• _Yapılacak İşler_
**1)** Kadına yönelik şiddet üzerine yazılmış metne göre, toplum araştırmaları hangi kanunun etkin kullanılmadığını ortaya koyuyor?
**2)** Kadına yönelik şiddet üzerine yazılmış metni kaldığı yerden ele alıp sürdürün.

• _Metin Alıntısı_
+--

Kadınlarımızın her alanda varlığını istediğimizi, her iş kolunda kadın varlığının ve elinin değmesi gerekliliğini vurgulamamıza rağmen kadınlarımıza sağlanan istihdam alanları olumsuz şekillenmekte; sosyal güvenceden yoksun bir şekilde zor çalışma koşullarında çalışmaya zorlanmaktadır. Kadınların siyasete katılma ve karar mekanizmalarında yer alma oranları olması gereken düzeyde değildir. Yasalar yönünden güçlü bir mücadele zemini olmasına rağmen kadının insan hakları ihlalinin artmasının nedeni mücadelenin samimi bir şekilde yapılmaması, toplumsal zihniyet dönüşümünün sağlanmamış olmasıdır.
Kadınların şiddete maruz kalmaması için devlet mekanizmalarına ve yasa uygulayıcılara büyük iş düşüyor. Bu çerçevede toplum araştırmaları,6284 sayılı Aileyi Koruma Kanunu'nun etkin kullanılmadığını, bu konuda yeni çalışmalar yapılması gerekliliği vurgulanıyor bunun için yetkililere çağrıda bulunup yeni düzenlemeler yapılması bir zorunluluk haline gelmiştir. Yani şu anki egemen olan yasalar ile kadına şiddete ‘dur’ denilemeyeceğini bize göstermektedir.
Kadına yönelik şiddetin önlenmesi için devletin çok yönlü, bütüncül politikalar üretmesi yanında bu mücadelenin toplumsal düzeyde ortak, etkin ve kararlı bir şekilde yürütülmesi gerekmektedir. Kadınlara yönelik şiddeti doğuran ve bunu sistematik hale getiren tutum ve davranışları ortadan kaldırmak için bireylerin ve toplumun kadına bakış açısını değiştirecek zihniyet dönüşümü oluşturacak politikaların ortaya koyulması ve samimi bir şekilde ısrarla uygulanması zorunludur.
Bu temel zihniyet dönüşümünün mimarlarının hiç olmazsa yine kadınlar tarafından oluşturulacak STK, dernek veya vakıfların öncülüğünde planlı ve programlı bir işleyişle kamuoyunda cevap bulunacağını düşünüyorum.

+--

• _Verilen Bilgiler_
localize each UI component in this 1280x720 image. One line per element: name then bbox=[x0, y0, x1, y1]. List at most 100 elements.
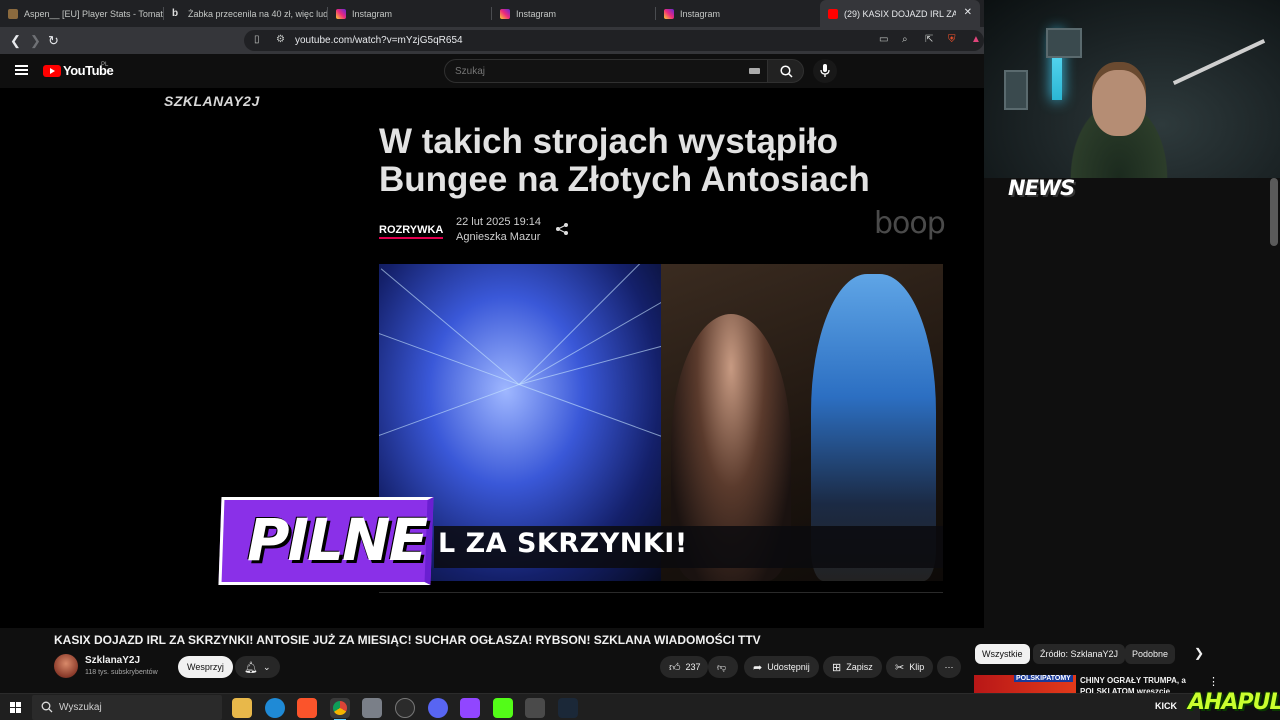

+--

• _Görev Yanıtları_
**1)** 6284 sayılı Aileyi Koruma Kanunu.

**2)**
Kalıcı bir değişim ancak zihniyet dönüşümüyle mümkündür. Bunun için biraz empatiye biraz iletişime biraz da dayanışmaya ihtiyacımız var.
Kadına şiddetin ne demek olduğunu doğru anlatmalıyız:
Kadına şiddete ‘dur’ denilebilmesi için toplumda her bireye düşen görev sorumlulukların yanı sıra, saygın yerleri olan öğretmen, akademisyen ve din görevlilerine de büyük iş düştüğünü, toplumdaki olumsuz algıyı yıkmak için bu meslek gruplarının katkısına ihtiyaç duyulduğunu belirtmemize rağmen bu önemli mesleklerin kadını adeta toplumda alt sınıf bir karakter olarak yorumlaması ve lanse etmesi duracağımız ayrı sorunlardandır. Umarım ki kadına şiddetin ne demek olduğu toplumsal hafızalara kaydedebilecek hamiyetli insanları yetiştirebilir ve yetiştirebilecek bir eğitim sistemini kurabiliriz.
5 Aralık Dünya Kadın Hakları günü münasebetiyle kadınlara verilen siyasi hakları dünya da birçok ülkeden erken elde ettirmemizle gururlanırken kadınlara verilen bu siyasi hakkı onlara siyasi üslupsuzluklarımızla cevap vermemeliyiz.Bir yandan ‘kadını koruma’ yasaları geliştirirken, diğer yandan kadınlara karşı kullanılan dilin siyasi amaçlı olarak kadın haklarına aykırı olması, toplumsal zihniyet değişikliğini engellemektedir. Bir kadın, bir anne, bir hala, bir teyze ötesi, bir insan olarak eleştirileri makul düzeyde yapılırken çok aşırıya gitmiş bir şekilde olan tenkitlere çok üzülüyoruz. Oysa bizler efendimize, hanımına iftira atıldığı için ayetle uyarılmış bir ümmetiz. Bu hususu bu hassasiyetle değerlendirmeliyiz.
Geldiğimiz son noktada kadının değeri adeta cahiliye dönemini yansıtmakta oysaki kadına saygı inancımızın gereğidir ve kadına saygı medeniyettir onun için gereğini yapmamız gerekir.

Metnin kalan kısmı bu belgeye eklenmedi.